Exercise description —
Reproduce every line of the entries that follow without changing a single character.

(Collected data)
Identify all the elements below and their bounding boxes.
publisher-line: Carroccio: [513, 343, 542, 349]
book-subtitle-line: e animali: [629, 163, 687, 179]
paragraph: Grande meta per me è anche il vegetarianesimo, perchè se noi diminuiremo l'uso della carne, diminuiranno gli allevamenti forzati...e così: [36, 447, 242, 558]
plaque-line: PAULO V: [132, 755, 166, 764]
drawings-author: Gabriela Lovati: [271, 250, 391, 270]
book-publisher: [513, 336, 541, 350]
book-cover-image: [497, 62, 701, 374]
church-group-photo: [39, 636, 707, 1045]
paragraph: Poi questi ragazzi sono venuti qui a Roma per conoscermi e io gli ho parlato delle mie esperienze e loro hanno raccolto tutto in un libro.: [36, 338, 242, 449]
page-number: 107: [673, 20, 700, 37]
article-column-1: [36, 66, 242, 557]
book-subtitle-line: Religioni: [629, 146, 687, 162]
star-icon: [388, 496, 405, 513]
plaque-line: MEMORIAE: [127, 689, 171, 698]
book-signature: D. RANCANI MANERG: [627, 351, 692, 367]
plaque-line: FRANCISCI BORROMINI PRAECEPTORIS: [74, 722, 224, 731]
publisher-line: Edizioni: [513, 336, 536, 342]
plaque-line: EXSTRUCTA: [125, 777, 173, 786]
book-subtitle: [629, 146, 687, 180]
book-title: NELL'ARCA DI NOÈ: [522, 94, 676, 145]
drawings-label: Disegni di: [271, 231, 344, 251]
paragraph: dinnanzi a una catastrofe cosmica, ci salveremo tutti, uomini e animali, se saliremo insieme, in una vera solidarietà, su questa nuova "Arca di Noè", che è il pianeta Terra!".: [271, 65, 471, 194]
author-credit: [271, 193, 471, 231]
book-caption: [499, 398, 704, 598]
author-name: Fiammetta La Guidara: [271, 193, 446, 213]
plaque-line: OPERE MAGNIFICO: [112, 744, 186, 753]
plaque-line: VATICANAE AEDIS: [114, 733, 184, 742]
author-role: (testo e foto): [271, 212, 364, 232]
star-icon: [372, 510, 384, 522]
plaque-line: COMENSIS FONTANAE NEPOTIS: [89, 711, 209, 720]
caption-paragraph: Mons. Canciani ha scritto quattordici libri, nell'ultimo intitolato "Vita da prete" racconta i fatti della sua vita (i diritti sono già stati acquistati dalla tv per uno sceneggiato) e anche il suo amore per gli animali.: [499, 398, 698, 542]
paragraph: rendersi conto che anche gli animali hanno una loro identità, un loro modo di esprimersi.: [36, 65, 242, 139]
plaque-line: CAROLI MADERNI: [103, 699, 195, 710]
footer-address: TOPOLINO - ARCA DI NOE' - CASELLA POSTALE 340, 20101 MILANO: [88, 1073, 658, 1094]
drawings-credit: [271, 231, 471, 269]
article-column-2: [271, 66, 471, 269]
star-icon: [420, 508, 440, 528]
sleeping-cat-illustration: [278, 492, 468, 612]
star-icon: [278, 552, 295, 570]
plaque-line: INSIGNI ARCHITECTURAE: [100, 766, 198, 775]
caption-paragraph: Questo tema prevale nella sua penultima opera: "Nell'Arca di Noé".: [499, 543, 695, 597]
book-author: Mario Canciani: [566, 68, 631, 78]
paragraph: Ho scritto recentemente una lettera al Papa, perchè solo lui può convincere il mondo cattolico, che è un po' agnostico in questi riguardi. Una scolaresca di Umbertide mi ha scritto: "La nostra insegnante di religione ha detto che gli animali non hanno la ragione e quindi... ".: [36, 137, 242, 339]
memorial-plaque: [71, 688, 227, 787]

Full answer —
Identify all the elements below and their bounding boxes.
publisher-line: Carroccio: [513, 343, 542, 349]
book-subtitle-line: e animali: [629, 163, 687, 179]
paragraph: Grande meta per me è anche il vegetarianesimo, perchè se noi diminuiremo l'uso della carne, diminuiranno gli allevamenti forzati...e così: [36, 447, 242, 558]
plaque-line: PAULO V: [132, 755, 166, 764]
drawings-author: Gabriela Lovati: [271, 250, 391, 270]
book-publisher: [513, 336, 541, 350]
book-cover-image: [497, 62, 701, 374]
church-group-photo: [39, 636, 707, 1045]
paragraph: Poi questi ragazzi sono venuti qui a Roma per conoscermi e io gli ho parlato delle mie esperienze e loro hanno raccolto tutto in un libro.: [36, 338, 242, 449]
page-number: 107: [673, 20, 700, 37]
article-column-1: [36, 66, 242, 557]
book-subtitle-line: Religioni: [629, 146, 687, 162]
star-icon: [388, 496, 405, 513]
plaque-line: MEMORIAE: [127, 689, 171, 698]
book-signature: D. RANCANI MANERG: [627, 351, 692, 367]
plaque-line: FRANCISCI BORROMINI PRAECEPTORIS: [74, 722, 224, 731]
publisher-line: Edizioni: [513, 336, 536, 342]
plaque-line: EXSTRUCTA: [125, 777, 173, 786]
book-subtitle: [629, 146, 687, 180]
book-title: NELL'ARCA DI NOÈ: [522, 94, 676, 145]
drawings-label: Disegni di: [271, 231, 344, 251]
paragraph: dinnanzi a una catastrofe cosmica, ci salveremo tutti, uomini e animali, se saliremo insieme, in una vera solidarietà, su questa nuova "Arca di Noè", che è il pianeta Terra!".: [271, 65, 471, 194]
author-credit: [271, 193, 471, 231]
book-caption: [499, 398, 704, 598]
author-name: Fiammetta La Guidara: [271, 193, 446, 213]
plaque-line: OPERE MAGNIFICO: [112, 744, 186, 753]
plaque-line: VATICANAE AEDIS: [114, 733, 184, 742]
author-role: (testo e foto): [271, 212, 364, 232]
star-icon: [372, 510, 384, 522]
plaque-line: COMENSIS FONTANAE NEPOTIS: [89, 711, 209, 720]
caption-paragraph: Mons. Canciani ha scritto quattordici libri, nell'ultimo intitolato "Vita da prete" racconta i fatti della sua vita (i diritti sono già stati acquistati dalla tv per uno sceneggiato) e anche il suo amore per gli animali.: [499, 398, 698, 542]
paragraph: rendersi conto che anche gli animali hanno una loro identità, un loro modo di esprimersi.: [36, 65, 242, 139]
plaque-line: CAROLI MADERNI: [103, 699, 195, 710]
footer-address: TOPOLINO - ARCA DI NOE' - CASELLA POSTALE 340, 20101 MILANO: [88, 1073, 658, 1094]
drawings-credit: [271, 231, 471, 269]
article-column-2: [271, 66, 471, 269]
star-icon: [420, 508, 440, 528]
sleeping-cat-illustration: [278, 492, 468, 612]
star-icon: [278, 552, 295, 570]
plaque-line: INSIGNI ARCHITECTURAE: [100, 766, 198, 775]
caption-paragraph: Questo tema prevale nella sua penultima opera: "Nell'Arca di Noé".: [499, 543, 695, 597]
book-author: Mario Canciani: [566, 68, 631, 78]
paragraph: Ho scritto recentemente una lettera al Papa, perchè solo lui può convincere il mondo cattolico, che è un po' agnostico in questi riguardi. Una scolaresca di Umbertide mi ha scritto: "La nostra insegnante di religione ha detto che gli animali non hanno la ragione e quindi... ".: [36, 137, 242, 339]
memorial-plaque: [71, 688, 227, 787]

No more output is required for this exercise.